------ Records supplied ------

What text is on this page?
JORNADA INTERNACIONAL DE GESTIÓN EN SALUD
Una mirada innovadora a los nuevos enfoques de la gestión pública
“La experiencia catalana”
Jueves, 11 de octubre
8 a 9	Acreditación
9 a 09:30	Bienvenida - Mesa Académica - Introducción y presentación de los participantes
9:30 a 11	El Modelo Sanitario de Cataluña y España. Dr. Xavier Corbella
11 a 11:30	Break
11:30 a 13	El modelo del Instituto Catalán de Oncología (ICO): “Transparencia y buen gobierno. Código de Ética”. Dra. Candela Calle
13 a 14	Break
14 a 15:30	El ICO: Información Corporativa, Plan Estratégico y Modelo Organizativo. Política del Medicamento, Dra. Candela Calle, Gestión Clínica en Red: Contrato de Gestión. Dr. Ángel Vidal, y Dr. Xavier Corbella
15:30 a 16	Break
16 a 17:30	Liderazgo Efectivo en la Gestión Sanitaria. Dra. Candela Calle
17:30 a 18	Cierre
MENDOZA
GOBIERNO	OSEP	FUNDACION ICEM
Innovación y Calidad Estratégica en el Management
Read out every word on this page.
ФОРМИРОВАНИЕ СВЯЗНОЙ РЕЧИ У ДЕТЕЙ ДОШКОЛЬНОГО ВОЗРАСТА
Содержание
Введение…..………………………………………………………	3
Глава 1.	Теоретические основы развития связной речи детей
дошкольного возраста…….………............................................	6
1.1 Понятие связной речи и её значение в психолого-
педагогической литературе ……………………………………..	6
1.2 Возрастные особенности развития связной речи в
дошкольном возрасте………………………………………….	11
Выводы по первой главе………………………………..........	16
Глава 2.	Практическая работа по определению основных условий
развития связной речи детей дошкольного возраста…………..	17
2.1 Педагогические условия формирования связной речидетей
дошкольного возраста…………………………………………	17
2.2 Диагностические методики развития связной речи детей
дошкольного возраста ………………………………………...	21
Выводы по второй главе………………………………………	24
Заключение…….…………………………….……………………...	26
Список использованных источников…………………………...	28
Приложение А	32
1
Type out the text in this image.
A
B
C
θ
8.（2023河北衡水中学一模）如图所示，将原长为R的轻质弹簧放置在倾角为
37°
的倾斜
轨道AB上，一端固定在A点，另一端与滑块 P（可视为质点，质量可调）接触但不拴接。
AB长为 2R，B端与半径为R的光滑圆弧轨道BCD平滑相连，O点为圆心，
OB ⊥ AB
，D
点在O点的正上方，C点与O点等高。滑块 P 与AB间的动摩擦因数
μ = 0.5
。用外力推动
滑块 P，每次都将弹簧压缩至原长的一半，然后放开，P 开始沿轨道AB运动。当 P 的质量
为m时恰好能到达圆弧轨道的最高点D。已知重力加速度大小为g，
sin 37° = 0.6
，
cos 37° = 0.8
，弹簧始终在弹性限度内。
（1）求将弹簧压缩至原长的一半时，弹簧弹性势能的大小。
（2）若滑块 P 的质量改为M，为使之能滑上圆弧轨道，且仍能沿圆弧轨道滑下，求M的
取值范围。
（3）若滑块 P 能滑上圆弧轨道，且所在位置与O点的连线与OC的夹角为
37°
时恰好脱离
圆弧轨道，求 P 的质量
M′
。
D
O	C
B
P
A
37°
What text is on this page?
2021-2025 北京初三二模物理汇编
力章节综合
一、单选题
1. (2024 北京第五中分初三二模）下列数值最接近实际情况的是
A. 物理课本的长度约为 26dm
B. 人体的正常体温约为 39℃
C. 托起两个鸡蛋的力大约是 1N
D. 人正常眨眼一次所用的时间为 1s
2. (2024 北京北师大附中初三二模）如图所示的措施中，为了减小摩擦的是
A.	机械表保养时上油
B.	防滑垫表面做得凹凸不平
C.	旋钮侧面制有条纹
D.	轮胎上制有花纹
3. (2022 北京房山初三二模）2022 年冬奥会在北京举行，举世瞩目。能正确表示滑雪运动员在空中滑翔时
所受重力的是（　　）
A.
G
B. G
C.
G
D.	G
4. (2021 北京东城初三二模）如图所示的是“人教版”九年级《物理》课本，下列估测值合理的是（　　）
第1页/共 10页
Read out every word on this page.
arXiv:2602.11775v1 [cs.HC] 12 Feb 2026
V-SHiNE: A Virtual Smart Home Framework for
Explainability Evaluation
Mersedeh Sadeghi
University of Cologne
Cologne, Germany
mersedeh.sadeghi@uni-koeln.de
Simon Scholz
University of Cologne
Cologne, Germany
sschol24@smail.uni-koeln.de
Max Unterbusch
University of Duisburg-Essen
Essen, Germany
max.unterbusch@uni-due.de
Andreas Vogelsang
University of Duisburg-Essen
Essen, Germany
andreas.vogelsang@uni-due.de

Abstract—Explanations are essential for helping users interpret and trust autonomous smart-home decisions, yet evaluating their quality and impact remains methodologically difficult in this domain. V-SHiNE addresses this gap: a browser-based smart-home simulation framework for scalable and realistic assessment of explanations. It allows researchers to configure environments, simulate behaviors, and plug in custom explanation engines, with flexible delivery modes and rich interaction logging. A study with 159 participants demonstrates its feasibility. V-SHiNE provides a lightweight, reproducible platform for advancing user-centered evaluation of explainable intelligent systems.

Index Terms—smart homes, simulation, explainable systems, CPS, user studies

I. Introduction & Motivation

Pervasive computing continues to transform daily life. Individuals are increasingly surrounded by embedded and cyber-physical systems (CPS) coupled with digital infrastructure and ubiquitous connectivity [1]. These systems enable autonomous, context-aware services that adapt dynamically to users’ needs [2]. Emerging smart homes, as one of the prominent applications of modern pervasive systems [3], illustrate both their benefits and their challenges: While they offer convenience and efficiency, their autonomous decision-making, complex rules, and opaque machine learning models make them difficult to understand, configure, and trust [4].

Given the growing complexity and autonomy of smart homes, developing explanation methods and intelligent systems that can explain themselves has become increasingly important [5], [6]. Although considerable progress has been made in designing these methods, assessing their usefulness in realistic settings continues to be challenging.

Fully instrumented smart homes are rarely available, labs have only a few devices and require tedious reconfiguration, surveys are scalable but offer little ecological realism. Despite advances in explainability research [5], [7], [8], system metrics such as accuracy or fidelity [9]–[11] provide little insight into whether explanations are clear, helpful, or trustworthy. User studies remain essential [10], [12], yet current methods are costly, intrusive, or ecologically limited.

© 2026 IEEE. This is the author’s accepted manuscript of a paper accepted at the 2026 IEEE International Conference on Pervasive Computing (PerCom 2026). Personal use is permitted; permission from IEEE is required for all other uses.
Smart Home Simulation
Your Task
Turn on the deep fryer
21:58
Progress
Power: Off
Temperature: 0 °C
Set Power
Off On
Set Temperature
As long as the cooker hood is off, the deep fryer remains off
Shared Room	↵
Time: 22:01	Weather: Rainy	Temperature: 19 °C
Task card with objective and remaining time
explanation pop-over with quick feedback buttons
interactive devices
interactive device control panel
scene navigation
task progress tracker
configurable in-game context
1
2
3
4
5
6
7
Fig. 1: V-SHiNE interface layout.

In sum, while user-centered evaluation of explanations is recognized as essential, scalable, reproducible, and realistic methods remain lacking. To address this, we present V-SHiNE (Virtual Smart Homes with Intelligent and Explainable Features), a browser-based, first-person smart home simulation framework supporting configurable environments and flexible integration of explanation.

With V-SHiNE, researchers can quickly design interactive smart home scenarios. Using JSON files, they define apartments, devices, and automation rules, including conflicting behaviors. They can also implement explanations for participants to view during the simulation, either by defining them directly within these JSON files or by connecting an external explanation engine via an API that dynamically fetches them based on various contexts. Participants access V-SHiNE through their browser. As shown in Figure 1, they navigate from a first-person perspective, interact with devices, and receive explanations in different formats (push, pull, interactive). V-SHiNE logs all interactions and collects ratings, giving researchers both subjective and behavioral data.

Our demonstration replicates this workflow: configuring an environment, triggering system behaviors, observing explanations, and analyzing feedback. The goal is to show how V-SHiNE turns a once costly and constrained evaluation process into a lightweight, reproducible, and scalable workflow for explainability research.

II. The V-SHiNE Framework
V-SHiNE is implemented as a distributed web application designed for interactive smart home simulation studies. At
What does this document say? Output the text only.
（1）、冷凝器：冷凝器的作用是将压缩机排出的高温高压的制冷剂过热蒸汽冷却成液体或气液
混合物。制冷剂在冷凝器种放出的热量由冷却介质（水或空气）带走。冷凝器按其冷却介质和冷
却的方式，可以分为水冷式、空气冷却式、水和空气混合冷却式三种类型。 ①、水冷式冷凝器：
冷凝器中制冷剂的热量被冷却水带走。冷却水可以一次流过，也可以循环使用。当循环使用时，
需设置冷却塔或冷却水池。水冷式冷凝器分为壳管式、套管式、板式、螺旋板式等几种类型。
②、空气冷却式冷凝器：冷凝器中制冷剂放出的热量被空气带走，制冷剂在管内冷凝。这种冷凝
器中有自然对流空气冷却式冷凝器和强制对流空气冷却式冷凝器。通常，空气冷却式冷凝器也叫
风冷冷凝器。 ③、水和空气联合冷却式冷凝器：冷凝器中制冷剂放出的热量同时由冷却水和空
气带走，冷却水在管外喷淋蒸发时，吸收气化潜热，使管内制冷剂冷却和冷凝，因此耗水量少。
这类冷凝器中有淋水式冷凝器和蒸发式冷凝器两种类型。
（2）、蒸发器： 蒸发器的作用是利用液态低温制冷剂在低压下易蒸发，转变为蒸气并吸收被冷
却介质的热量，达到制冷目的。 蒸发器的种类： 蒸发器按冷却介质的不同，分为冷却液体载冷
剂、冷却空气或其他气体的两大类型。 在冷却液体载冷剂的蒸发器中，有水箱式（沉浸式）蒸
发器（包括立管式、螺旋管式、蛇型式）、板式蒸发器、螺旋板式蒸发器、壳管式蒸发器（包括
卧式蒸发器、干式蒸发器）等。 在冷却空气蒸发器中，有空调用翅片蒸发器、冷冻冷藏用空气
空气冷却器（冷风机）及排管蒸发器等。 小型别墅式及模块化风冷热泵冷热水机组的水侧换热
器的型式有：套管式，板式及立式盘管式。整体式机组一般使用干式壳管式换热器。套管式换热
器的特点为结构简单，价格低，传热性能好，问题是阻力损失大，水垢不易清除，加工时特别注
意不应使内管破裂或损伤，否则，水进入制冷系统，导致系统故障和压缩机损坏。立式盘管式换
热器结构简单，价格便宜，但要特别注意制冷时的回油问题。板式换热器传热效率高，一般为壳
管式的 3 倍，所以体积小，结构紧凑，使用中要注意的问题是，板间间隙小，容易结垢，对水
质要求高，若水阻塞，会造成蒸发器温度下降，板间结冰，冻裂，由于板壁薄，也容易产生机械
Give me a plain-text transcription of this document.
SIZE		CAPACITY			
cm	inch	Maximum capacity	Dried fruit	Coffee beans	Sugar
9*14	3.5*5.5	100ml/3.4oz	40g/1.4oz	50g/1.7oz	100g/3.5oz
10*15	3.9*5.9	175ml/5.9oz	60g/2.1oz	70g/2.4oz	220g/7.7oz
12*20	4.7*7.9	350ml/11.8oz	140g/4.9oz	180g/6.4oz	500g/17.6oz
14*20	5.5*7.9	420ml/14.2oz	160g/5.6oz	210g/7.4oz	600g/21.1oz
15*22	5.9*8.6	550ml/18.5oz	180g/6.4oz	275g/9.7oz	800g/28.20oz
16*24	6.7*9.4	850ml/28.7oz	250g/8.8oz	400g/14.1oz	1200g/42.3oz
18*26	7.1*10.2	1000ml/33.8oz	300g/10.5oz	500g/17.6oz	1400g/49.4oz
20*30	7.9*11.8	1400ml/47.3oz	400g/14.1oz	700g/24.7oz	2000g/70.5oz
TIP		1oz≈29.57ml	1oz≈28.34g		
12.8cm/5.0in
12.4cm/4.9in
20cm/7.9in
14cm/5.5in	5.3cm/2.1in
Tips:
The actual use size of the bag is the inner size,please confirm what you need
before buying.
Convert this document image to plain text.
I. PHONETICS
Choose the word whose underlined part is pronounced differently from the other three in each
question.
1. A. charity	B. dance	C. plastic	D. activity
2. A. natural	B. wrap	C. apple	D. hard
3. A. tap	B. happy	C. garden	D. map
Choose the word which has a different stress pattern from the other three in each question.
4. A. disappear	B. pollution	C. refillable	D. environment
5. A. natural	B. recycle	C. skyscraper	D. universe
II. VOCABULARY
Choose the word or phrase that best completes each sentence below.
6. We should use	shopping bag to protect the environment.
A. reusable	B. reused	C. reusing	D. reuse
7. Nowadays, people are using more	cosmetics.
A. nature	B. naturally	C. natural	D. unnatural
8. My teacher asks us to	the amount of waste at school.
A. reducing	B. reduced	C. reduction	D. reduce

------

• Directions:
Every line holding "realistic" should be copied out.

• Output for this exercise:
Abstract—Explanations are essential for helping users interpret and trust autonomous smart-home decisions, yet evaluating their quality and impact remains methodologically difficult in this domain. V-SHiNE addresses this gap: a browser-based smart-home simulation framework for scalable and realistic assessment of explanations. It allows researchers to configure environments, simulate behaviors, and plug in custom explanation engines, with flexible delivery modes and rich interaction logging. A study with 159 participants demonstrates its feasibility. V-SHiNE provides a lightweight, reproducible platform for advancing user-centered evaluation of explainable intelligent systems.
Given the growing complexity and autonomy of smart homes, developing explanation methods and intelligent systems that can explain themselves has become increasingly important [5], [6]. Although considerable progress has been made in designing these methods, assessing their usefulness in realistic settings continues to be challenging.
In sum, while user-centered evaluation of explanations is recognized as essential, scalable, reproducible, and realistic methods remain lacking. To address this, we present V-SHiNE (Virtual Smart Homes with Intelligent and Explainable Features), a browser-based, first-person smart home simulation framework supporting configurable environments and flexible integration of explanation.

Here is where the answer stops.